» **ROWS**

***

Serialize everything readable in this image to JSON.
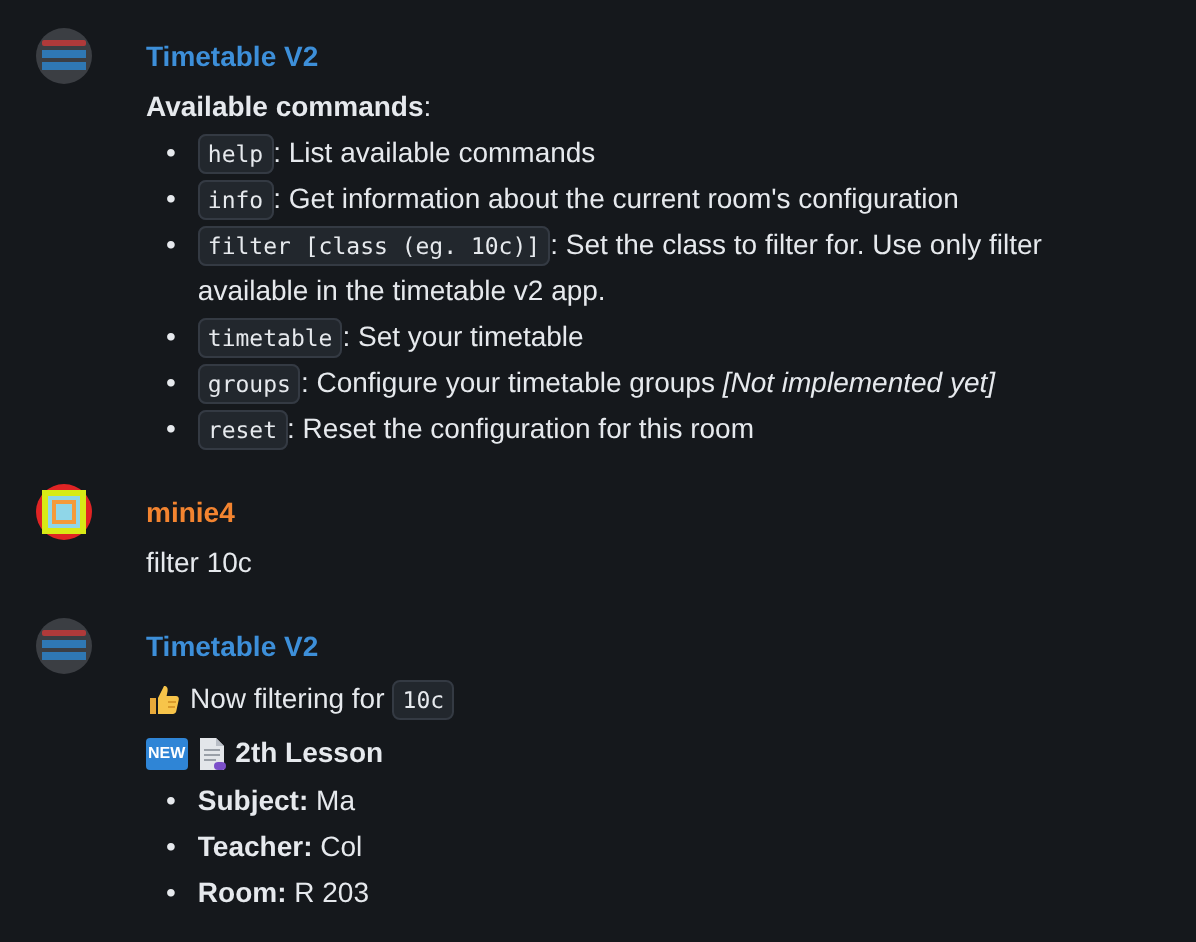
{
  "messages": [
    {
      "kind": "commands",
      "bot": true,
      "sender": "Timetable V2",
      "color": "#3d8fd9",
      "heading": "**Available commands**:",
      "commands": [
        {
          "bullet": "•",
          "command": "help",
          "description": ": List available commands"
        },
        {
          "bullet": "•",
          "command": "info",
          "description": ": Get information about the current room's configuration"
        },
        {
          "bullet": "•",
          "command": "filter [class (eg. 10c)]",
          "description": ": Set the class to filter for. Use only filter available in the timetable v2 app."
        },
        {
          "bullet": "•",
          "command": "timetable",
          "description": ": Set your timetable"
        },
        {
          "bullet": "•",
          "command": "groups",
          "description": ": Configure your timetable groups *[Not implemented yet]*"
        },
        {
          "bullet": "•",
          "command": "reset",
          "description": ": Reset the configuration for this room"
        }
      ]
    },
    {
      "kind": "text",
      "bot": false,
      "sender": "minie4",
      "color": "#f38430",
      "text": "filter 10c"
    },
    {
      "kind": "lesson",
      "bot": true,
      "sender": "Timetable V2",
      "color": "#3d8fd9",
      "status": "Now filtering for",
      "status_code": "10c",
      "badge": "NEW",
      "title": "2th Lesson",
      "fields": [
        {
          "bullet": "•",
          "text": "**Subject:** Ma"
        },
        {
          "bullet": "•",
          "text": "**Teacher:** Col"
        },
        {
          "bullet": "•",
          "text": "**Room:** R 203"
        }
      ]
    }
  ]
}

***

» **WHAT TO DO**
Pick out all lines from the data above in which the word "class" appears.

» **ANSWER TO THIS PROBLEM**
          "command": "filter [class (eg. 10c)]",
          "description": ": Set the class to filter for. Use only filter available in the timetable v2 app."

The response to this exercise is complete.